──────── Source excerpt

Customer Satisfaction: How to Create a Lasting Onboarding Process

February 27, 2019 · 6 min read

Customer Satisfaction: How to Create a Lasting Onboarding Process

Beyond the initial win of getting your customer to sign up, keeping them is the real test. Without a good onboarding process, it doesn’t matter how many people you get to sign up if they don’t stay.

Client retention depends on how much value they receive and how positive their experience is, especially during those first weeks as a customer. That means a good onboarding process is a crucial piece of your business strategy. And while most onboarding advice is tailored specifically to SaaS companies, the truth is that no matter what kind of product you have, the tenets of onboarding are the same.

So, how do you create an onboarding process that gets your customer to stick around? Read on to find out:

What is customer onboarding?

Customer onboarding covers the initial period that customers begin using your product or service. Groove HQ defines the onboarding period as beginning and ending with two critical events, the outcomes of which determine your customer’s lifetime value:

  1. The initial sale. The clock starts ticking as soon as the customer has signed up, after they’ve completed the “buyer’s journey:” awareness, consideration, and buying decision.

  2. Your customer’s first success. The second critical milestone happens when they first experience valuable results from using your product or service.

Why is onboarding so important?

Most customer churn takes place between these two events, i.e. *during onboarding***.** “That’s where customers abandon your product because they get lost, don’t understand something, don’t get value from the product, or simply lose interest,” explains Len Markidan of Groove.

If that fact doesn’t get you on board yet (see what I did there?), consider these stats:

  • On average, you’ll lose 75% of your new users within the first week
  • 40-60% of free trial users will use your product once and never come back
  • Most revenue comes from returning customers
  • Getting new customers is much more expensive than retaining existing customers
  • Happy customers become your top referral sources

Think of the process like taking on a new hire. If a new employee experiences chaos and confusion their first week, how likely is it that they’ll continue working for that company? When new hire onboarding goes well, 91% of employees will remain for at least a year, and 69% will stay for at least three years. The user’s initial experience is just as critical.

The better your onboarding process, the more likely you are to reduce churn and keep more of your customers. That, in turn, lowers the cost to acquire new customers and increases your overall revenue.

What a good customer onboarding process looks like

In the onboarding stage, it’s vital that you remain as customer-focused as you did in your sales and marketing efforts. Keep communication up and follow through on your value proposition.

Here are a few guidelines to consider when onboarding a new customer

Match customer expectations. Even better? Exceed them. Review your marketing materials to see if you’re at risk of overselling your product. If the first experience a customer has with your product is disappointment that it doesn’t match expectations, they’re unlikely to stay a customer. In other words, deliver exactly what you promised to deliver (or better!).

Tailor the customer experience. Personalized customer experience will go a long way toward customer retention.

  • What are your customer’s specific concerns, and how can you meet them?
  • What does success look like for them, and how can you shorten the time from sign-up to success for them?

────────────────
──────── Data records

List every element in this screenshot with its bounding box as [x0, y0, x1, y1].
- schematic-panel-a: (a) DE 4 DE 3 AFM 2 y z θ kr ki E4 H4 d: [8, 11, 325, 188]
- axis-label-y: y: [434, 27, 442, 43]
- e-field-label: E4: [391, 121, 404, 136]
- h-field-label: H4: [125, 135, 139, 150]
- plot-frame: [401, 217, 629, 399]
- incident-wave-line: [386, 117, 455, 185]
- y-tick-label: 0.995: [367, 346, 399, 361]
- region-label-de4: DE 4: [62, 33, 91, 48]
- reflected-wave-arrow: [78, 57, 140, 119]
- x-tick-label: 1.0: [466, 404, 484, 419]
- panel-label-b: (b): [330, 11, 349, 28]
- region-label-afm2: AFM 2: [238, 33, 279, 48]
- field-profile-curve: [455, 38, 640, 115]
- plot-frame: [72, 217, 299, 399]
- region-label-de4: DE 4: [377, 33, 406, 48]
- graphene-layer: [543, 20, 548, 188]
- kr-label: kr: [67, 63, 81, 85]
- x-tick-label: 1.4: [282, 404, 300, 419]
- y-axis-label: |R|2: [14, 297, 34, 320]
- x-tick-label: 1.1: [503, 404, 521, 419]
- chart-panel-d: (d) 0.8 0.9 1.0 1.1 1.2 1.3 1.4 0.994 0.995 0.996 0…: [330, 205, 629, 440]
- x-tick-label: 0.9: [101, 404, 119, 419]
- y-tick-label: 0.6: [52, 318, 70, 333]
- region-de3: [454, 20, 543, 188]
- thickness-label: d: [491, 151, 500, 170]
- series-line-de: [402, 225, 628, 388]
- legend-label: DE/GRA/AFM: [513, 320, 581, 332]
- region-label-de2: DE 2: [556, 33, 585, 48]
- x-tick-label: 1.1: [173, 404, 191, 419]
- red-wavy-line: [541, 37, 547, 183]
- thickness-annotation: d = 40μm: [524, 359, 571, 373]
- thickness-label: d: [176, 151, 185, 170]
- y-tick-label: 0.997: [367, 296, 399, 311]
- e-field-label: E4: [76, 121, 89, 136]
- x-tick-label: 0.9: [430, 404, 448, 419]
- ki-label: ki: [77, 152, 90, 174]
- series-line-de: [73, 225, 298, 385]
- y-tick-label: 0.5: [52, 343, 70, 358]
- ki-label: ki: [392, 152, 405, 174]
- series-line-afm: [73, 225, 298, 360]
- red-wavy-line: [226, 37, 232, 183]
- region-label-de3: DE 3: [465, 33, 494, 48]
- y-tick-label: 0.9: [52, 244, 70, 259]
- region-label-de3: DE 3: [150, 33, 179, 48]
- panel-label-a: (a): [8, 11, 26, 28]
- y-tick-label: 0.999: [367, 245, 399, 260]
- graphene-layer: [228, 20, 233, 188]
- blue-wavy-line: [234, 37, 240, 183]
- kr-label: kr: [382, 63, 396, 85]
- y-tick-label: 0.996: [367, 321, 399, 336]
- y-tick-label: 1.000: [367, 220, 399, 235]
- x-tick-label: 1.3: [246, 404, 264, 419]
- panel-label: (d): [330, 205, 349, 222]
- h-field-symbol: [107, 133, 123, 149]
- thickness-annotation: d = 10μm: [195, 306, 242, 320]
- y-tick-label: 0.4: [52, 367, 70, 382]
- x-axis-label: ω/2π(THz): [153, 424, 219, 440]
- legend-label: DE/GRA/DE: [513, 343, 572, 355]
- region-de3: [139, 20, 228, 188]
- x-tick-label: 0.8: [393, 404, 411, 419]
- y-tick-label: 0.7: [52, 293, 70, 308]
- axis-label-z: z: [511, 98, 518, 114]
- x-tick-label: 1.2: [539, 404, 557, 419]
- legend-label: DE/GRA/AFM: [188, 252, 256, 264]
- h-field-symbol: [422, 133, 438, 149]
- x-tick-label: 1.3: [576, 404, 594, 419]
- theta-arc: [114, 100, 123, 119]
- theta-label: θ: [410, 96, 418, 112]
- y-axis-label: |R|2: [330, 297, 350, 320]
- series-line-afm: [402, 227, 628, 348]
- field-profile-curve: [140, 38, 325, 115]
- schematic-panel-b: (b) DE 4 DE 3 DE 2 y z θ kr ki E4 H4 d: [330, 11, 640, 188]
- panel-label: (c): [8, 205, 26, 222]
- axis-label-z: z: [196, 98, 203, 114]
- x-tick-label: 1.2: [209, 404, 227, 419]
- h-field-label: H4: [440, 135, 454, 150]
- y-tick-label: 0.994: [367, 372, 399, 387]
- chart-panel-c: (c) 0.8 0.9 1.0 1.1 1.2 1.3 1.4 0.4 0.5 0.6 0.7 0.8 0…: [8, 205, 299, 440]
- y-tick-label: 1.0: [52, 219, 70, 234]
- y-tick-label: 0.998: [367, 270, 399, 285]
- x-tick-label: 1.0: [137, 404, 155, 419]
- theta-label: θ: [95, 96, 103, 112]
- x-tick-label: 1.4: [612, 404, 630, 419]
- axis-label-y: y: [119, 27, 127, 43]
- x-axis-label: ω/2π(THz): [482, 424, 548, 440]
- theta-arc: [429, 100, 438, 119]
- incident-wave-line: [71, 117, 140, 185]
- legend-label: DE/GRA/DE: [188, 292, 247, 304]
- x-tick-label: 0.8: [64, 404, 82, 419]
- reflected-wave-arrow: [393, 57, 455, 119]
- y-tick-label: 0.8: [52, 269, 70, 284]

────────────────

**Stated goal:** Reproduce the stretch of the onboarding article from "In the onboarding" through "toward customer retention.", swapping "value proposition" for "core promise". Draw solely on the onboarding article when responding.

**Solution for this exercise:**
In the onboarding stage, it’s vital that you remain as customer-focused as you did in your sales and marketing efforts. Keep communication up and follow through on your core promise.

Here are a few guidelines to consider when onboarding a new customer

Match customer expectations. Even better? Exceed them. Review your marketing materials to see if you’re at risk of overselling your product. If the first experience a customer has with your product is disappointment that it doesn’t match expectations, they’re unlikely to stay a customer. In other words, deliver exactly what you promised to deliver (or better!).

Tailor the customer experience. Personalized customer experience will go a long way toward customer retention.